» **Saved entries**

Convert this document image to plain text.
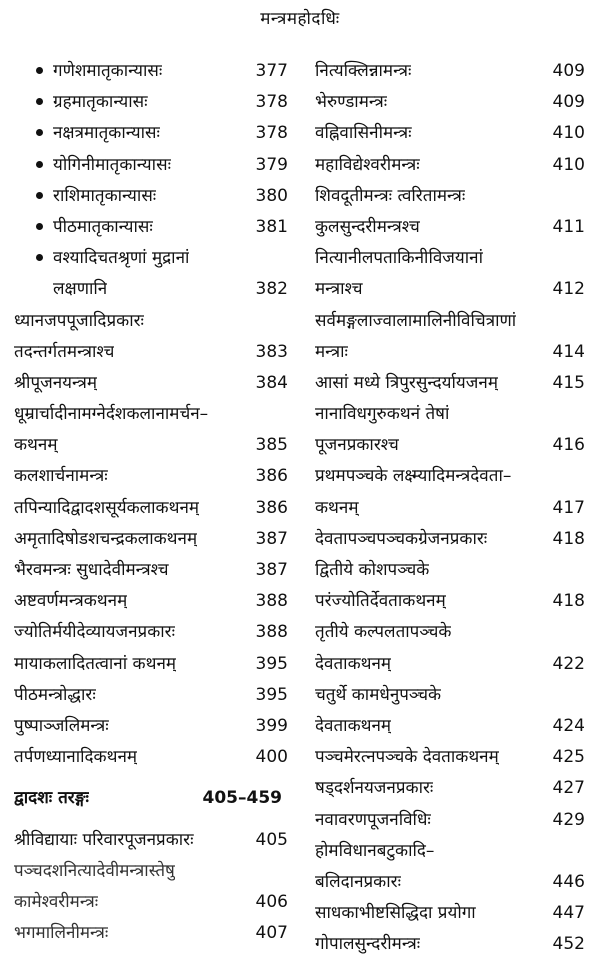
मन्त्रमहोदधिः
गणेशमातृकान्यासः	377
ग्रहमातृकान्यासः	378
नक्षत्रमातृकान्यासः	378
योगिनीमातृकान्यासः	379
राशिमातृकान्यासः	380
पीठमातृकान्यासः	381
वश्यादिचतश्रृणां मुद्रानां
लक्षणानि	382
ध्यानजपपूजादिप्रकारः
तदन्तर्गतमन्त्राश्च	383
श्रीपूजनयन्त्रम्	384
धूम्रार्चादीनामग्नेर्दशकलानामर्चन–
कथनम्	385
कलशार्चनामन्त्रः	386
तपिन्यादिद्वादशसूर्यकलाकथनम्	386
अमृतादिषोडशचन्द्रकलाकथनम्	387
भैरवमन्त्रः सुधादेवीमन्त्रश्च	387
अष्टवर्णमन्त्रकथनम्	388
ज्योतिर्मयीदेव्यायजनप्रकारः	388
मायाकलादितत्वानां कथनम्	395
पीठमन्त्रोद्धारः	395
पुष्पाञ्जलिमन्त्रः	399
तर्पणध्यानादिकथनम्	400
द्वादशः तरङ्गः	405–459
श्रीविद्यायाः परिवारपूजनप्रकारः	405
पञ्चदशनित्यादेवीमन्त्रास्तेषु
कामेश्वरीमन्त्रः	406
भगमालिनीमन्त्रः	407
नित्यक्लिन्नामन्त्रः	409
भेरुण्डामन्त्रः	409
वह्निवासिनीमन्त्रः	410
महाविद्येश्वरीमन्त्रः	410
शिवदूतीमन्त्रः त्वरितामन्त्रः
कुलसुन्दरीमन्त्रश्च	411
नित्यानीलपताकिनीविजयानां
मन्त्राश्च	412
सर्वमङ्गलाज्वालामालिनीविचित्राणां
मन्त्राः	414
आसां मध्ये त्रिपुरसुन्दर्यायजनम्	415
नानाविधगुरुकथनं तेषां
पूजनप्रकारश्च	416
प्रथमपञ्चके लक्ष्म्यादिमन्त्रदेवता–
कथनम्	417
देवतापञ्चपञ्चकग्रेजनप्रकारः	418
द्वितीये कोशपञ्चके
परंज्योतिर्देवताकथनम्	418
तृतीये कल्पलतापञ्चके
देवताकथनम्	422
चतुर्थे कामधेनुपञ्चके
देवताकथनम्	424
पञ्चमेरत्नपञ्चके देवताकथनम्	425
षड्दर्शनयजनप्रकारः	427
नवावरणपूजनविधिः	429
होमविधानबटुकादि–
बलिदानप्रकारः	446
साधकाभीष्टसिद्धिदा प्रयोगा	447
गोपालसुन्दरीमन्त्रः	452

» **TASK DETAILS**
Make an exact copy of the data above, pictures excluded.

» **ANSWER TO THIS PROBLEM**
Convert this document image to plain text.
मन्त्रमहोदधिः
गणेशमातृकान्यासः	377
ग्रहमातृकान्यासः	378
नक्षत्रमातृकान्यासः	378
योगिनीमातृकान्यासः	379
राशिमातृकान्यासः	380
पीठमातृकान्यासः	381
वश्यादिचतश्रृणां मुद्रानां
लक्षणानि	382
ध्यानजपपूजादिप्रकारः
तदन्तर्गतमन्त्राश्च	383
श्रीपूजनयन्त्रम्	384
धूम्रार्चादीनामग्नेर्दशकलानामर्चन–
कथनम्	385
कलशार्चनामन्त्रः	386
तपिन्यादिद्वादशसूर्यकलाकथनम्	386
अमृतादिषोडशचन्द्रकलाकथनम्	387
भैरवमन्त्रः सुधादेवीमन्त्रश्च	387
अष्टवर्णमन्त्रकथनम्	388
ज्योतिर्मयीदेव्यायजनप्रकारः	388
मायाकलादितत्वानां कथनम्	395
पीठमन्त्रोद्धारः	395
पुष्पाञ्जलिमन्त्रः	399
तर्पणध्यानादिकथनम्	400
द्वादशः तरङ्गः	405–459
श्रीविद्यायाः परिवारपूजनप्रकारः	405
पञ्चदशनित्यादेवीमन्त्रास्तेषु
कामेश्वरीमन्त्रः	406
भगमालिनीमन्त्रः	407
नित्यक्लिन्नामन्त्रः	409
भेरुण्डामन्त्रः	409
वह्निवासिनीमन्त्रः	410
महाविद्येश्वरीमन्त्रः	410
शिवदूतीमन्त्रः त्वरितामन्त्रः
कुलसुन्दरीमन्त्रश्च	411
नित्यानीलपताकिनीविजयानां
मन्त्राश्च	412
सर्वमङ्गलाज्वालामालिनीविचित्राणां
मन्त्राः	414
आसां मध्ये त्रिपुरसुन्दर्यायजनम्	415
नानाविधगुरुकथनं तेषां
पूजनप्रकारश्च	416
प्रथमपञ्चके लक्ष्म्यादिमन्त्रदेवता–
कथनम्	417
देवतापञ्चपञ्चकग्रेजनप्रकारः	418
द्वितीये कोशपञ्चके
परंज्योतिर्देवताकथनम्	418
तृतीये कल्पलतापञ्चके
देवताकथनम्	422
चतुर्थे कामधेनुपञ्चके
देवताकथनम्	424
पञ्चमेरत्नपञ्चके देवताकथनम्	425
षड्दर्शनयजनप्रकारः	427
नवावरणपूजनविधिः	429
होमविधानबटुकादि–
बलिदानप्रकारः	446
साधकाभीष्टसिद्धिदा प्रयोगा	447
गोपालसुन्दरीमन्त्रः	452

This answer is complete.